## Do this
From the line containing "Output a JSON" to the last line of the data below, copy everything exactly and nothing else; pictures stay out.

----------

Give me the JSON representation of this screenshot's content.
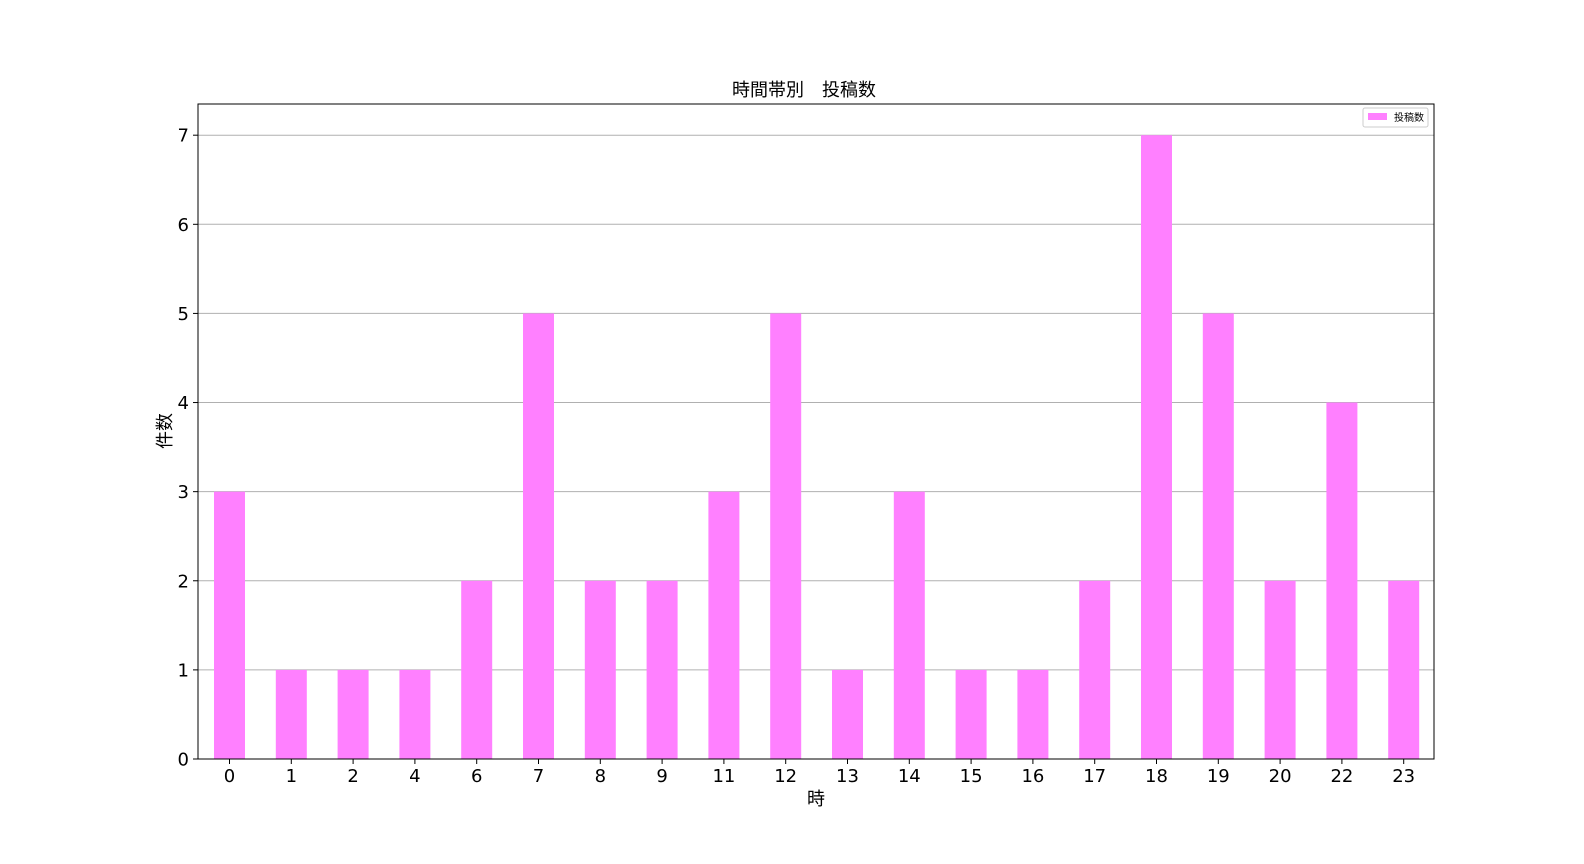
{
  "chart_data": {
    "type": "bar",
    "title": "時間帯別　投稿数",
    "xlabel": "時",
    "ylabel": "件数",
    "categories": [
      "0",
      "1",
      "2",
      "4",
      "6",
      "7",
      "8",
      "9",
      "11",
      "12",
      "13",
      "14",
      "15",
      "16",
      "17",
      "18",
      "19",
      "20",
      "22",
      "23"
    ],
    "series": [
      {
        "name": "投稿数",
        "values": [
          3,
          1,
          1,
          1,
          2,
          5,
          2,
          2,
          3,
          5,
          1,
          3,
          1,
          1,
          2,
          7,
          5,
          2,
          4,
          2
        ]
      }
    ],
    "ylim": [
      0,
      7.35
    ],
    "yticks": [
      0,
      1,
      2,
      3,
      4,
      5,
      6,
      7
    ],
    "grid": "y",
    "legend_position": "top-right",
    "colors": {
      "bar": "#ff80ff",
      "grid": "#b0b0b0",
      "axis": "#000000"
    }
  }
}
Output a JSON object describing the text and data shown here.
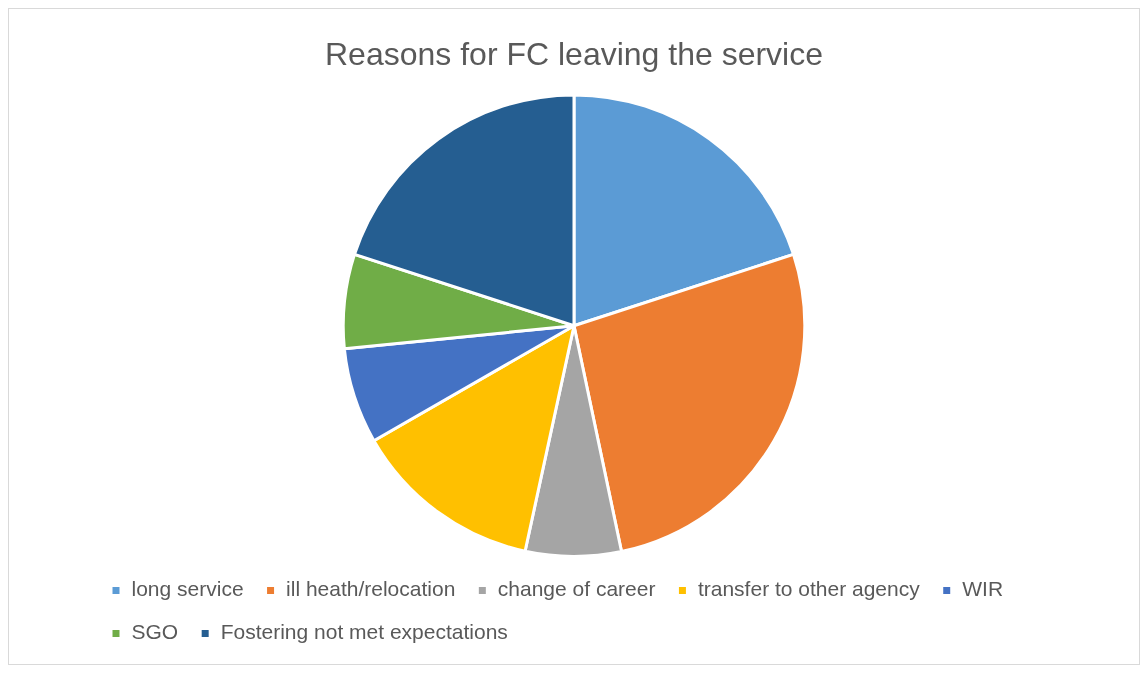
{
  "chart_data": {
    "type": "pie",
    "title": "Reasons for FC leaving the service",
    "categories": [
      "long service",
      "ill heath/relocation",
      "change of career",
      "transfer to other agency",
      "WIR",
      "SGO",
      "Fostering not met expectations"
    ],
    "values": [
      20,
      26.7,
      6.7,
      13.3,
      6.7,
      6.6,
      20
    ],
    "colors": [
      "#5b9bd5",
      "#ed7d31",
      "#a5a5a5",
      "#ffc000",
      "#4472c4",
      "#70ad47",
      "#255e91"
    ],
    "legend": "bottom"
  }
}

----------

## Task response
Output a JSON object describing the text and data shown here.
{
  "chart_data": {
    "type": "pie",
    "title": "Reasons for FC leaving the service",
    "categories": [
      "long service",
      "ill heath/relocation",
      "change of career",
      "transfer to other agency",
      "WIR",
      "SGO",
      "Fostering not met expectations"
    ],
    "values": [
      20,
      26.7,
      6.7,
      13.3,
      6.7,
      6.6,
      20
    ],
    "colors": [
      "#5b9bd5",
      "#ed7d31",
      "#a5a5a5",
      "#ffc000",
      "#4472c4",
      "#70ad47",
      "#255e91"
    ],
    "legend": "bottom"
  }
}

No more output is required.